"""

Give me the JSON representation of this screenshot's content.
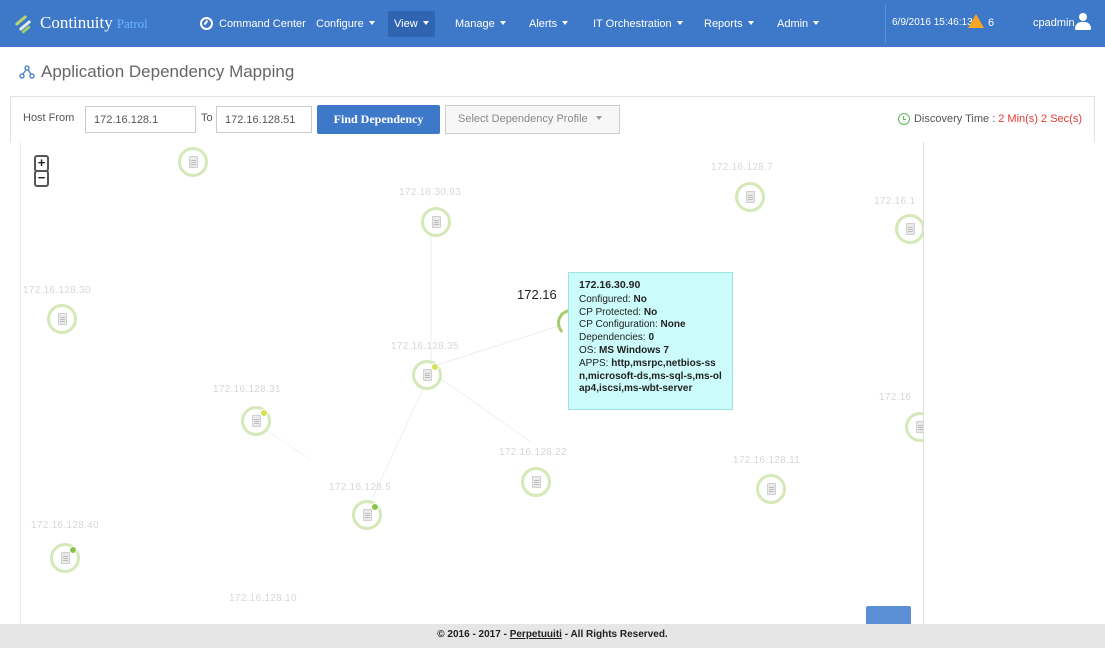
{
  "brand": {
    "name": "Continuity",
    "sub": "Patrol"
  },
  "nav": {
    "command_center": "Command Center",
    "items": [
      {
        "label": "Configure",
        "active": false
      },
      {
        "label": "View",
        "active": true
      },
      {
        "label": "Manage",
        "active": false
      },
      {
        "label": "Alerts",
        "active": false
      },
      {
        "label": "IT Orchestration",
        "active": false
      },
      {
        "label": "Reports",
        "active": false
      },
      {
        "label": "Admin",
        "active": false
      }
    ],
    "datetime": "6/9/2016 15:46:13",
    "alert_count": "6",
    "user": "cpadmin"
  },
  "page": {
    "title": "Application Dependency Mapping"
  },
  "toolbar": {
    "host_from_label": "Host From",
    "host_from_value": "172.16.128.1",
    "to_label": "To",
    "to_value": "172.16.128.51",
    "find_button": "Find Dependency",
    "profile_placeholder": "Select Dependency Profile",
    "discovery_label": "Discovery Time :",
    "discovery_value": "2 Min(s) 2 Sec(s)"
  },
  "map": {
    "zoom_in": "+",
    "zoom_out": "−",
    "hover_label": "172.16",
    "nodes": [
      {
        "label": ""
      },
      {
        "label": "172.16.30.93"
      },
      {
        "label": "172.16.128.7"
      },
      {
        "label": "172.16.1"
      },
      {
        "label": "172.16.128.30"
      },
      {
        "label": "172.16.128.35"
      },
      {
        "label": "172.16.128.31"
      },
      {
        "label": "172.16"
      },
      {
        "label": "172.16.128.22"
      },
      {
        "label": "172.16.128.11"
      },
      {
        "label": "172.16.128.5"
      },
      {
        "label": "172.16.128.40"
      },
      {
        "label": "172.16.128.10"
      }
    ],
    "floating_label": "172.16.128.13"
  },
  "tooltip": {
    "ip": "172.16.30.90",
    "configured_label": "Configured:",
    "configured_value": "No",
    "protected_label": "CP Protected:",
    "protected_value": "No",
    "configuration_label": "CP Configuration:",
    "configuration_value": "None",
    "dependencies_label": "Dependencies:",
    "dependencies_value": "0",
    "os_label": "OS:",
    "os_value": "MS Windows 7",
    "apps_label": "APPS:",
    "apps_value": "http,msrpc,netbios-ssn,microsoft-ds,ms-sql-s,ms-olap4,iscsi,ms-wbt-server"
  },
  "footer": {
    "prefix": "© 2016 - 2017 -",
    "company": "Perpetuuiti",
    "suffix": "- All Rights Reserved."
  }
}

"""

Please list every line of the records that contains "Dependency".

    "title": "Application Dependency Mapping"
    "find_button": "Find Dependency",
    "profile_placeholder": "Select Dependency Profile",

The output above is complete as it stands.